Copy each line that contains the string "title".

Figure dataset records:
::::::
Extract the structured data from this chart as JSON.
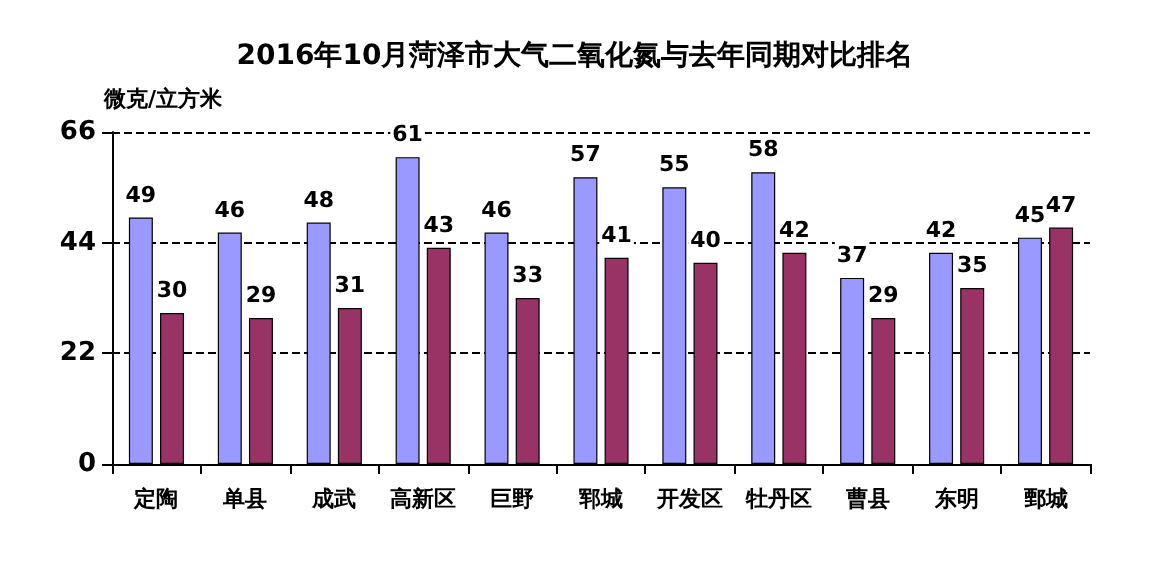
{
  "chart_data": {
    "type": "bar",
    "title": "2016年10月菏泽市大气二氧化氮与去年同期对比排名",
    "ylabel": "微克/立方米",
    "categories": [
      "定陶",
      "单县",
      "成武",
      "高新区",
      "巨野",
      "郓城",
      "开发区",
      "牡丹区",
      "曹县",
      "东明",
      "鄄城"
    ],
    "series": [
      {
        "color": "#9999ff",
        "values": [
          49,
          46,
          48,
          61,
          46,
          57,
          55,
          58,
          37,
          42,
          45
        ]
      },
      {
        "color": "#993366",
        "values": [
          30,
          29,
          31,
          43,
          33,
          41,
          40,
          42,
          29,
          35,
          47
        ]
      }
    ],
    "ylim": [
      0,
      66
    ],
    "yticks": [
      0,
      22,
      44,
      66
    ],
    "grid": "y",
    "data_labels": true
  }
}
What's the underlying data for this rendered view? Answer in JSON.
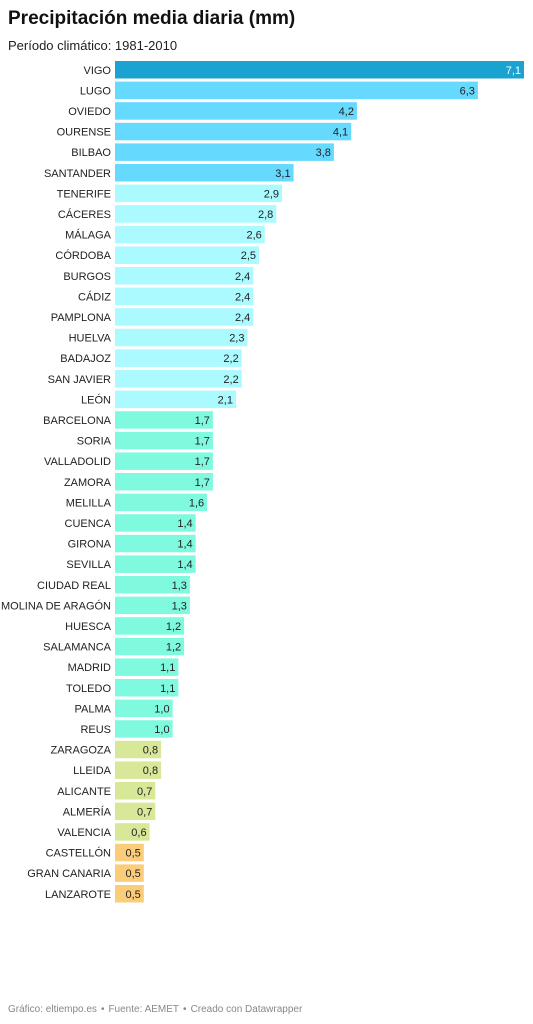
::::::
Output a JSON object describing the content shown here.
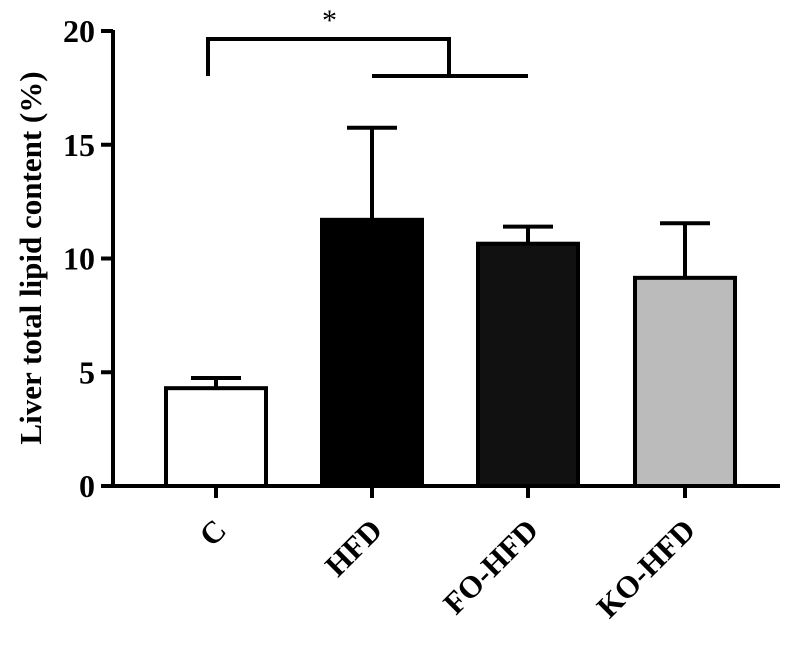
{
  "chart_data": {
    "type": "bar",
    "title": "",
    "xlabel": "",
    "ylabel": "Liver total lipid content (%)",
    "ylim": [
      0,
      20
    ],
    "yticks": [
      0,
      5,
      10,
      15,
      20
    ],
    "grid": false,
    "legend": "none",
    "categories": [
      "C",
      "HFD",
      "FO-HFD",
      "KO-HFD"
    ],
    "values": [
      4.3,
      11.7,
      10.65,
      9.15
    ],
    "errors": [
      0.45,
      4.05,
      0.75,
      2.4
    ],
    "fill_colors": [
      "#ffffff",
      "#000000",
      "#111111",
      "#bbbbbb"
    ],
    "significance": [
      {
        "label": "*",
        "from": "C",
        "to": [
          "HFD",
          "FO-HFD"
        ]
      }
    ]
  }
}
::::::
• ANSWER FOR THIS EXERCISE:
    "title": "2016年10月菏泽市大气二氧化氮与去年同期对比排名",
    "title": "",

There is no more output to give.